-------- Extracted information

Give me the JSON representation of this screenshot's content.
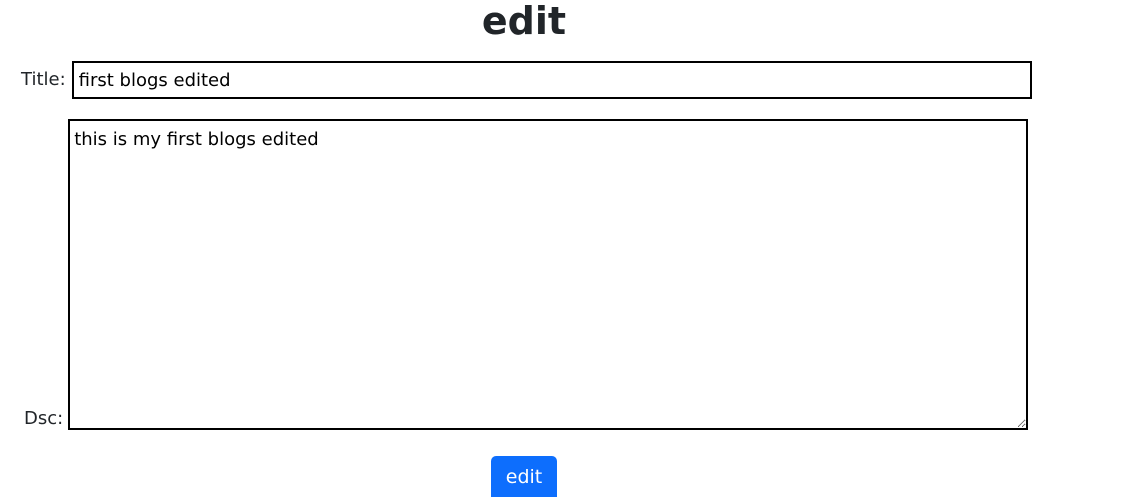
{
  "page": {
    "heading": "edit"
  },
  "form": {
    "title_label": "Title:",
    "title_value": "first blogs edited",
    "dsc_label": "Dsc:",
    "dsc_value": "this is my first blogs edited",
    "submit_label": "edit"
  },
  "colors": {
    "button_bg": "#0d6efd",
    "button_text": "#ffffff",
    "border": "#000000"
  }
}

----------------

> Requirement
Make an exact copy of the whole listing, but don't bring over any pictures.

> Completed task
Give me the JSON representation of this screenshot's content.
{
  "page": {
    "heading": "edit"
  },
  "form": {
    "title_label": "Title:",
    "title_value": "first blogs edited",
    "dsc_label": "Dsc:",
    "dsc_value": "this is my first blogs edited",
    "submit_label": "edit"
  },
  "colors": {
    "button_bg": "#0d6efd",
    "button_text": "#ffffff",
    "border": "#000000"
  }
}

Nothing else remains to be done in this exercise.